GIVEN EXERCISE: All records below must be retyped exactly.

--------

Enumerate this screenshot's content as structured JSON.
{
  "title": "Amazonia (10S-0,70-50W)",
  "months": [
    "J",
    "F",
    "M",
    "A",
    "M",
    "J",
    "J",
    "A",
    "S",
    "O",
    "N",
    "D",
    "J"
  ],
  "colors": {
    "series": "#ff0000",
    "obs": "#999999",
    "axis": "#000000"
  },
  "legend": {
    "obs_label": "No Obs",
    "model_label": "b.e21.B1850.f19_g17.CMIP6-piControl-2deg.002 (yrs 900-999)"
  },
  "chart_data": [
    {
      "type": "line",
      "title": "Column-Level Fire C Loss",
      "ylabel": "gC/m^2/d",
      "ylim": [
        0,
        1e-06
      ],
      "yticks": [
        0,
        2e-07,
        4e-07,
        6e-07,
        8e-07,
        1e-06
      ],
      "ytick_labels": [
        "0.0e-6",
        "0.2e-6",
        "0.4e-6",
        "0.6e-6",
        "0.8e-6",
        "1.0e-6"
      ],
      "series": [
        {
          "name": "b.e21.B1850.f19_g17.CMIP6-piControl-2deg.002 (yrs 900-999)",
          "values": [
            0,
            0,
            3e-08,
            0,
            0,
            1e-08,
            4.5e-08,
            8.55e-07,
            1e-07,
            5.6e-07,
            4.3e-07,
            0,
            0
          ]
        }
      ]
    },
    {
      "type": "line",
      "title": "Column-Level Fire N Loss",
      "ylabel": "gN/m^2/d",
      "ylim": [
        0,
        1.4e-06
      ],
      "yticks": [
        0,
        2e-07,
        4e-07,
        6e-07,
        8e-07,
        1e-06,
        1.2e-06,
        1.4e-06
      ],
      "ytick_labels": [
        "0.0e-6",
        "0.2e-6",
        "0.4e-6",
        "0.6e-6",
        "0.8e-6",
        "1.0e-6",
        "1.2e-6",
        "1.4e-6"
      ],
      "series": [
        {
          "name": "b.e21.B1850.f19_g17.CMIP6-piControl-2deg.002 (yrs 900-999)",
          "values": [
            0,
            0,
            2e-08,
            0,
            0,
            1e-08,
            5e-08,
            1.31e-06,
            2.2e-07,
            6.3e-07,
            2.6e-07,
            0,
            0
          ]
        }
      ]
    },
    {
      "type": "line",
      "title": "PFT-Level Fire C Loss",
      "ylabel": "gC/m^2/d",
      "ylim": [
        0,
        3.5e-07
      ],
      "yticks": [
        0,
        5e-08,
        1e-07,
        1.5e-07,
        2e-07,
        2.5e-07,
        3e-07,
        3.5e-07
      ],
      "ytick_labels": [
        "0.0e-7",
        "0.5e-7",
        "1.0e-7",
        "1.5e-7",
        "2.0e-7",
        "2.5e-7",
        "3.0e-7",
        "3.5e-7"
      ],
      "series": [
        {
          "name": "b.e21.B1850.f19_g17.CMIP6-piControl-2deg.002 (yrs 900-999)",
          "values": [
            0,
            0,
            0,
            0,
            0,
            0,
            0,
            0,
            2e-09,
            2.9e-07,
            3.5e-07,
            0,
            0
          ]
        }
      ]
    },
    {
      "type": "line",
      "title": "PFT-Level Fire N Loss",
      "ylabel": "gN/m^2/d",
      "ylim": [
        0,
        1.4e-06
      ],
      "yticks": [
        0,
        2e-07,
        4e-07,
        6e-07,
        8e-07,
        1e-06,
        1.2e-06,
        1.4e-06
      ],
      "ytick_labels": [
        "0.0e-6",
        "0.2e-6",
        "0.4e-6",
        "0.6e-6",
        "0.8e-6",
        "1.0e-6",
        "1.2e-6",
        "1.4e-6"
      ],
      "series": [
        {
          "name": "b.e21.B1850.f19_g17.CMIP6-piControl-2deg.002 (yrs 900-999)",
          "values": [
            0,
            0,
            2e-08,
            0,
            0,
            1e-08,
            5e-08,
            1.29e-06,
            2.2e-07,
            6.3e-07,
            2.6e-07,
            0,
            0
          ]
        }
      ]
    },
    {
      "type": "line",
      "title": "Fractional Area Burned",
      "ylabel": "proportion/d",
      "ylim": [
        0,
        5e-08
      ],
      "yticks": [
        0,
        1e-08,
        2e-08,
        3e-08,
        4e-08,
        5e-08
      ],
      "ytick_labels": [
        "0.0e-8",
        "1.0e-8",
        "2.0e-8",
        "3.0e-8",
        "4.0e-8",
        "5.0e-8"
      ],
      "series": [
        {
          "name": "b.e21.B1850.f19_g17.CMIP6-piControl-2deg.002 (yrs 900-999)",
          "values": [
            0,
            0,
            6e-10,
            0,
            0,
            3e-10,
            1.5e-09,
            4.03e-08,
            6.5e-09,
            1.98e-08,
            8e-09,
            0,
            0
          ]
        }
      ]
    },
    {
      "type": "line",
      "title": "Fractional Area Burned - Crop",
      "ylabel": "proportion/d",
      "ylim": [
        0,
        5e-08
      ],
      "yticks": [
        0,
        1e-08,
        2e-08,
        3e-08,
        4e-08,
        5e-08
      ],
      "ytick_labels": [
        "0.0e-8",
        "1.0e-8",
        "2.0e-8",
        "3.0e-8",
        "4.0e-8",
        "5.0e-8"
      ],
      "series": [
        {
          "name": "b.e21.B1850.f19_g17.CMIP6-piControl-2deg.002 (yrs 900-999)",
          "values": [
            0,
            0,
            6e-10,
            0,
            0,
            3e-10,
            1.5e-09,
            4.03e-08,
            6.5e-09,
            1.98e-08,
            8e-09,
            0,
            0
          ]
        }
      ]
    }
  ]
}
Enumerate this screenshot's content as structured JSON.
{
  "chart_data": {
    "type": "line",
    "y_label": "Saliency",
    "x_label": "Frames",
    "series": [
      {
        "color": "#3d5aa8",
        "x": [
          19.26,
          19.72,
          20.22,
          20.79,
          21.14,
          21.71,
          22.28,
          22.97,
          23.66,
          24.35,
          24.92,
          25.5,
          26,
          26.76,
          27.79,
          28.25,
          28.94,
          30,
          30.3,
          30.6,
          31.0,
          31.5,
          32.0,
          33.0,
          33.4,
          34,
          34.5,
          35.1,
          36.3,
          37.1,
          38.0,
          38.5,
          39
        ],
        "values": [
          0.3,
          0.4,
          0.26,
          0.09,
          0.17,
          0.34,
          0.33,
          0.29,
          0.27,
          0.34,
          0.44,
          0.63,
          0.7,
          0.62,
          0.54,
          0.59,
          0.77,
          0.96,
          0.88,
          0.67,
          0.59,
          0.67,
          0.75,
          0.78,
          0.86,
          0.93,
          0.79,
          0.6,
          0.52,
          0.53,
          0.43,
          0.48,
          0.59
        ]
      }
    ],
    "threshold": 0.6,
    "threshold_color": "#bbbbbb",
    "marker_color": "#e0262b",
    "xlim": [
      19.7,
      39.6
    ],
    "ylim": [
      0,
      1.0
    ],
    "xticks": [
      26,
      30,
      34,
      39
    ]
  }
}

--------

ANSWER FOR THIS EXERCISE:
Enumerate this screenshot's content as structured JSON.
{
  "title": "Amazonia (10S-0,70-50W)",
  "months": [
    "J",
    "F",
    "M",
    "A",
    "M",
    "J",
    "J",
    "A",
    "S",
    "O",
    "N",
    "D",
    "J"
  ],
  "colors": {
    "series": "#ff0000",
    "obs": "#999999",
    "axis": "#000000"
  },
  "legend": {
    "obs_label": "No Obs",
    "model_label": "b.e21.B1850.f19_g17.CMIP6-piControl-2deg.002 (yrs 900-999)"
  },
  "chart_data": [
    {
      "type": "line",
      "title": "Column-Level Fire C Loss",
      "ylabel": "gC/m^2/d",
      "ylim": [
        0,
        1e-06
      ],
      "yticks": [
        0,
        2e-07,
        4e-07,
        6e-07,
        8e-07,
        1e-06
      ],
      "ytick_labels": [
        "0.0e-6",
        "0.2e-6",
        "0.4e-6",
        "0.6e-6",
        "0.8e-6",
        "1.0e-6"
      ],
      "series": [
        {
          "name": "b.e21.B1850.f19_g17.CMIP6-piControl-2deg.002 (yrs 900-999)",
          "values": [
            0,
            0,
            3e-08,
            0,
            0,
            1e-08,
            4.5e-08,
            8.55e-07,
            1e-07,
            5.6e-07,
            4.3e-07,
            0,
            0
          ]
        }
      ]
    },
    {
      "type": "line",
      "title": "Column-Level Fire N Loss",
      "ylabel": "gN/m^2/d",
      "ylim": [
        0,
        1.4e-06
      ],
      "yticks": [
        0,
        2e-07,
        4e-07,
        6e-07,
        8e-07,
        1e-06,
        1.2e-06,
        1.4e-06
      ],
      "ytick_labels": [
        "0.0e-6",
        "0.2e-6",
        "0.4e-6",
        "0.6e-6",
        "0.8e-6",
        "1.0e-6",
        "1.2e-6",
        "1.4e-6"
      ],
      "series": [
        {
          "name": "b.e21.B1850.f19_g17.CMIP6-piControl-2deg.002 (yrs 900-999)",
          "values": [
            0,
            0,
            2e-08,
            0,
            0,
            1e-08,
            5e-08,
            1.31e-06,
            2.2e-07,
            6.3e-07,
            2.6e-07,
            0,
            0
          ]
        }
      ]
    },
    {
      "type": "line",
      "title": "PFT-Level Fire C Loss",
      "ylabel": "gC/m^2/d",
      "ylim": [
        0,
        3.5e-07
      ],
      "yticks": [
        0,
        5e-08,
        1e-07,
        1.5e-07,
        2e-07,
        2.5e-07,
        3e-07,
        3.5e-07
      ],
      "ytick_labels": [
        "0.0e-7",
        "0.5e-7",
        "1.0e-7",
        "1.5e-7",
        "2.0e-7",
        "2.5e-7",
        "3.0e-7",
        "3.5e-7"
      ],
      "series": [
        {
          "name": "b.e21.B1850.f19_g17.CMIP6-piControl-2deg.002 (yrs 900-999)",
          "values": [
            0,
            0,
            0,
            0,
            0,
            0,
            0,
            0,
            2e-09,
            2.9e-07,
            3.5e-07,
            0,
            0
          ]
        }
      ]
    },
    {
      "type": "line",
      "title": "PFT-Level Fire N Loss",
      "ylabel": "gN/m^2/d",
      "ylim": [
        0,
        1.4e-06
      ],
      "yticks": [
        0,
        2e-07,
        4e-07,
        6e-07,
        8e-07,
        1e-06,
        1.2e-06,
        1.4e-06
      ],
      "ytick_labels": [
        "0.0e-6",
        "0.2e-6",
        "0.4e-6",
        "0.6e-6",
        "0.8e-6",
        "1.0e-6",
        "1.2e-6",
        "1.4e-6"
      ],
      "series": [
        {
          "name": "b.e21.B1850.f19_g17.CMIP6-piControl-2deg.002 (yrs 900-999)",
          "values": [
            0,
            0,
            2e-08,
            0,
            0,
            1e-08,
            5e-08,
            1.29e-06,
            2.2e-07,
            6.3e-07,
            2.6e-07,
            0,
            0
          ]
        }
      ]
    },
    {
      "type": "line",
      "title": "Fractional Area Burned",
      "ylabel": "proportion/d",
      "ylim": [
        0,
        5e-08
      ],
      "yticks": [
        0,
        1e-08,
        2e-08,
        3e-08,
        4e-08,
        5e-08
      ],
      "ytick_labels": [
        "0.0e-8",
        "1.0e-8",
        "2.0e-8",
        "3.0e-8",
        "4.0e-8",
        "5.0e-8"
      ],
      "series": [
        {
          "name": "b.e21.B1850.f19_g17.CMIP6-piControl-2deg.002 (yrs 900-999)",
          "values": [
            0,
            0,
            6e-10,
            0,
            0,
            3e-10,
            1.5e-09,
            4.03e-08,
            6.5e-09,
            1.98e-08,
            8e-09,
            0,
            0
          ]
        }
      ]
    },
    {
      "type": "line",
      "title": "Fractional Area Burned - Crop",
      "ylabel": "proportion/d",
      "ylim": [
        0,
        5e-08
      ],
      "yticks": [
        0,
        1e-08,
        2e-08,
        3e-08,
        4e-08,
        5e-08
      ],
      "ytick_labels": [
        "0.0e-8",
        "1.0e-8",
        "2.0e-8",
        "3.0e-8",
        "4.0e-8",
        "5.0e-8"
      ],
      "series": [
        {
          "name": "b.e21.B1850.f19_g17.CMIP6-piControl-2deg.002 (yrs 900-999)",
          "values": [
            0,
            0,
            6e-10,
            0,
            0,
            3e-10,
            1.5e-09,
            4.03e-08,
            6.5e-09,
            1.98e-08,
            8e-09,
            0,
            0
          ]
        }
      ]
    }
  ]
}
Enumerate this screenshot's content as structured JSON.
{
  "chart_data": {
    "type": "line",
    "y_label": "Saliency",
    "x_label": "Frames",
    "series": [
      {
        "color": "#3d5aa8",
        "x": [
          19.26,
          19.72,
          20.22,
          20.79,
          21.14,
          21.71,
          22.28,
          22.97,
          23.66,
          24.35,
          24.92,
          25.5,
          26,
          26.76,
          27.79,
          28.25,
          28.94,
          30,
          30.3,
          30.6,
          31.0,
          31.5,
          32.0,
          33.0,
          33.4,
          34,
          34.5,
          35.1,
          36.3,
          37.1,
          38.0,
          38.5,
          39
        ],
        "values": [
          0.3,
          0.4,
          0.26,
          0.09,
          0.17,
          0.34,
          0.33,
          0.29,
          0.27,
          0.34,
          0.44,
          0.63,
          0.7,
          0.62,
          0.54,
          0.59,
          0.77,
          0.96,
          0.88,
          0.67,
          0.59,
          0.67,
          0.75,
          0.78,
          0.86,
          0.93,
          0.79,
          0.6,
          0.52,
          0.53,
          0.43,
          0.48,
          0.59
        ]
      }
    ],
    "threshold": 0.6,
    "threshold_color": "#bbbbbb",
    "marker_color": "#e0262b",
    "xlim": [
      19.7,
      39.6
    ],
    "ylim": [
      0,
      1.0
    ],
    "xticks": [
      26,
      30,
      34,
      39
    ]
  }
}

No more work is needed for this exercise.